**TRAVAIL À RÉALISER**
Rédigez la suite de l'extrait de jugement relatif à la demande de visa et à l'acte de mariage de la demanderesse, en reprenant immédiatement après sa dernière phrase.

**TEXTE FOURNI**
Le requérant a le fardeau de convaincre l'agent des visas de tous les éléments positifs contenus dans sa demande. L'agent des visas n'a pas à attendre ni à offrir au requérant une deuxième chance ou même plusieurs autres chances de le convaincre d'éléments essentiels que le requérant peut avoir omis de mentionner [Non souligné dans l’original.]

 

[42]           Dans le jugement Tam, au paragraphe 5, la juge Simpson a déclaré ce qui suit :

À mon avis, ayant offert à la requérante la possibilité de répondre, l'agent était tenu d'accorder un délai raisonnable à cette fin. Vu que l'état de santé était une nouvelle découverte, que la demande était déjà vieille de quatre ans et que l'avocat de la requérante se trouvait près de Toronto alors que la requérante était à Hong Kong, la demande d'environ deux semaines additionnelles présentée par Me Lee pour produire des documents était raisonnable dans les circonstances. J'estime que le fait pour l'agent d'avoir tranché l'affaire sans avoir accordé le délai supplémentaire et sans même avoir accusé réception de la demande de délai supplémentaire était injuste.

 

 

[43]           Dans cette affaire, la demanderesse n’avait réclamé que deux semaines de plus pour répondre, tandis que dans le cas qui nous occupe, la demanderesse a présenté une demande illimitée. De plus, dans le jugement Tam, l’agent n’a même pas pris acte de la demande de délai supplémentaire.

 

[44]           Dans ces conditions, il semble que la demanderesse a eu une occasion raisonnable de répondre en produisant des éléments de preuve pour réfuter les doutes soulevés, en produisant une copie valide ou une copie certifiée conforme de l’acte de mariage enregistré au bureau d’enregistrement de Téhéran.

**LIGNES DE DONNÉES**
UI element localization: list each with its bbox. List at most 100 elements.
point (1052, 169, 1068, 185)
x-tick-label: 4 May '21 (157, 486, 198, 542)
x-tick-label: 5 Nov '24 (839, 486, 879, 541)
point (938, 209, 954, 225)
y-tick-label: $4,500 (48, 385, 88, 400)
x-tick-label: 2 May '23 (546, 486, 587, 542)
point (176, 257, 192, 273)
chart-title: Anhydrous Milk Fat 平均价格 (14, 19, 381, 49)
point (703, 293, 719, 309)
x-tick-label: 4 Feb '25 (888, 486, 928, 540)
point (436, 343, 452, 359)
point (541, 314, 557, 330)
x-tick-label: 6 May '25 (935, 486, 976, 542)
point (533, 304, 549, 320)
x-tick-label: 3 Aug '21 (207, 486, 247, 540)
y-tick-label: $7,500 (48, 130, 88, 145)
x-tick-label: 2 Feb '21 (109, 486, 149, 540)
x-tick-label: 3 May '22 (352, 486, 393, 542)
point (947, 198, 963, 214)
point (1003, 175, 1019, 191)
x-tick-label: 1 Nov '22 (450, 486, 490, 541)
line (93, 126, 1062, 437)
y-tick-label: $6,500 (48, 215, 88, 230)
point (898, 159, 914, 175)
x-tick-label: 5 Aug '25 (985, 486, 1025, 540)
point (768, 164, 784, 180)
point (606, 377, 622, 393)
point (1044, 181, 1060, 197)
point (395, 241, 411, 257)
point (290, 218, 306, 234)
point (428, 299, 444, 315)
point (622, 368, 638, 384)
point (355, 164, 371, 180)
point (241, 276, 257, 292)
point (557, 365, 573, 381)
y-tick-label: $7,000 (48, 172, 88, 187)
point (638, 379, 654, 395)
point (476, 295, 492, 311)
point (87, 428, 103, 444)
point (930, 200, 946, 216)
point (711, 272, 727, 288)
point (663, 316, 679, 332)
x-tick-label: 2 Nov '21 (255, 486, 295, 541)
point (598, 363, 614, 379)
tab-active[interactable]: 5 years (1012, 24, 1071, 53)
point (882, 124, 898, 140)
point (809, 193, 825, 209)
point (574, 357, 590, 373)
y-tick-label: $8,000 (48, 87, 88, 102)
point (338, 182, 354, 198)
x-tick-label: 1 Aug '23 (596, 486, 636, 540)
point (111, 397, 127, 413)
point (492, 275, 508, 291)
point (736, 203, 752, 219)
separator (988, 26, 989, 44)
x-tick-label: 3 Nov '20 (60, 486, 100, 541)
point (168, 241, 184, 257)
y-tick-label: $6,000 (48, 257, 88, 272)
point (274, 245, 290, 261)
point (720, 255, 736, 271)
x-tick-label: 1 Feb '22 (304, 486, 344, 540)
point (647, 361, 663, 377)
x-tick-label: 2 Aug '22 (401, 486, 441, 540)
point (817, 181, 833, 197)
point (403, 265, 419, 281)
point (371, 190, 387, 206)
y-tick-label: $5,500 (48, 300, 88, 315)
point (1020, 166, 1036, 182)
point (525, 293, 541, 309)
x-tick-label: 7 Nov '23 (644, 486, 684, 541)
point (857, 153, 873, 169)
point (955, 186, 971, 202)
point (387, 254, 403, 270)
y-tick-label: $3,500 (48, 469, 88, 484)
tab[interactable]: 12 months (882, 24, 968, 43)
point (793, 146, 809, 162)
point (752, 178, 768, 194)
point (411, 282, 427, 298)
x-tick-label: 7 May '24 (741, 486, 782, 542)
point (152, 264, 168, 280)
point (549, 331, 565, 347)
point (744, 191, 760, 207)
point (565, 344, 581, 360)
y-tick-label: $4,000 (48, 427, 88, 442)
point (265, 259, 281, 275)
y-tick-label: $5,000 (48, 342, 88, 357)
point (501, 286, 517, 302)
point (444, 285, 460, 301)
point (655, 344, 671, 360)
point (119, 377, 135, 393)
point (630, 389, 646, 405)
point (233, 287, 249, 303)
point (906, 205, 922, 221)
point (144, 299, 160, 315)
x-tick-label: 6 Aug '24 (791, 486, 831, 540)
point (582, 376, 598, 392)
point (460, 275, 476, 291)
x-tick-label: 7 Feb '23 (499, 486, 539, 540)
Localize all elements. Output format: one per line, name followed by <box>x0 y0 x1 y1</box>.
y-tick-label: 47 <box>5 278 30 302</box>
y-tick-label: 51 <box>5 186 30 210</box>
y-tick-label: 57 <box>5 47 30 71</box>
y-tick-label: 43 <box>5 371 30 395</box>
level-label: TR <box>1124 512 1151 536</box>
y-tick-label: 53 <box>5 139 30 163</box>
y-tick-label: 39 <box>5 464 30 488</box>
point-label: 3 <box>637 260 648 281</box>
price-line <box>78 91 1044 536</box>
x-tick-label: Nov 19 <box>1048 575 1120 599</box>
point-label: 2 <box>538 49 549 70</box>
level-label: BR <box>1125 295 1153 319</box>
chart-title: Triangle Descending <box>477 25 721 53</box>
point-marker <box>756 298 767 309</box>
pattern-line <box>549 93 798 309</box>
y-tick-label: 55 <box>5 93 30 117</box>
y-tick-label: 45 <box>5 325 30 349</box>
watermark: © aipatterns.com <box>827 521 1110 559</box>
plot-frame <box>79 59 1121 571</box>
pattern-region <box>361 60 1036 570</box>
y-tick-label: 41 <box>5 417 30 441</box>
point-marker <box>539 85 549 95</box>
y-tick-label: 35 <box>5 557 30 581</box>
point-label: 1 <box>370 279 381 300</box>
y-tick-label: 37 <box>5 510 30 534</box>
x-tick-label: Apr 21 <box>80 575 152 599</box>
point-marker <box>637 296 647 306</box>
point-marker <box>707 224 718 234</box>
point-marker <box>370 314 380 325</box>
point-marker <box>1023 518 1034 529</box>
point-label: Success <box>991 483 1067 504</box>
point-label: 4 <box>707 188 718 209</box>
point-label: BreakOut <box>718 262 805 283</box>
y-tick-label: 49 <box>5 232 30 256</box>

**RÉPONSE RÉDIGÉE**
 

[45]           Pour justifier sa demande de délai, la demanderesse invoque le fait qu’elle a reçu la lettre avec une semaine de retard, ce qui lui laissait moins que les 30 jours offerts pour répondre. Bien que cela soit problématique, la demanderesse n’a pas expliqué en quoi le temps ainsi perdu l’avait empêchée de répondre. Elle n’a pas précisé combien de temps de plus elle avait besoin, quels éléments de preuve complémentaires elle cherchait à obtenir ou pourquoi ces éléments de preuve ne pouvaient être fournis au cours des jours qui restaient.

 

[46]           En fait, la demanderesse a produit un nombre considérable de documents dans le délai qui lui a été imparti. Bien que leur valeur soit contestable, ces éléments de preuve portent sur les deux questions soulevées par l’agent. Malheureusement pour la demanderesse, on y trouve plusieurs documents qui, selon l’agent, se contredisent. De plus, la demanderesse a été en mesure de fournir finalement des explications au sujet des deux questions soulevées par l’agent. Ces explications étaient tout simplement insuffisantes pour convaincre l’agent de la véracité des affirmations de la demanderesse.

 

[47]           Le seul indice qui existe au sujet des autres renseignements que la demanderesse aurait pu chercher à obtenir se trouve dans les observations complémentaires dans lesquelles la demanderesse semble dire qu’elle a entrepris des démarches pour trouver la raison pour laquelle le certificat de mariage n’a pas été enregistré. Elle laisse entendre qu’elle s’occupe de la chose et qu’elle finira par soumettre des documents à l’agent, mais elle ne réclame pas d’autre délai et ne donne aucune idée du temps dont elle a besoin.

 

[48]           Le premier document est une lettre que l’on trouve à la page 11 du dossier certifié conforme du tribunal censé provenir des [TRADUCTION] « Archives nationales des actes officiels et des titres immobiliers - registre national no 24 de Téhéran ». Il semble toutefois qu’il s’agisse d’un affidavit se rapportant à une demande visant à remplacer l’année 2001 par l’année 2004 sur leur certificat de mariage, plutôt que d’un document se rapportant à la connaissance que le fonctionnaire chargé de la tenue de ce registre aurait eu du certificat de mariage de 2001 lui-même.

 

[49]           Le second document, que l’on trouve à la page 13 du dossier certifié conforme du tribunal, est simplement une lettre d’un avocat, qui déclare que ces deux personnes se sont épousées en 2001 et qu’elles ont simplement fait inscrire par la suite leur mariage au registre national no 24 (contrat no 10028).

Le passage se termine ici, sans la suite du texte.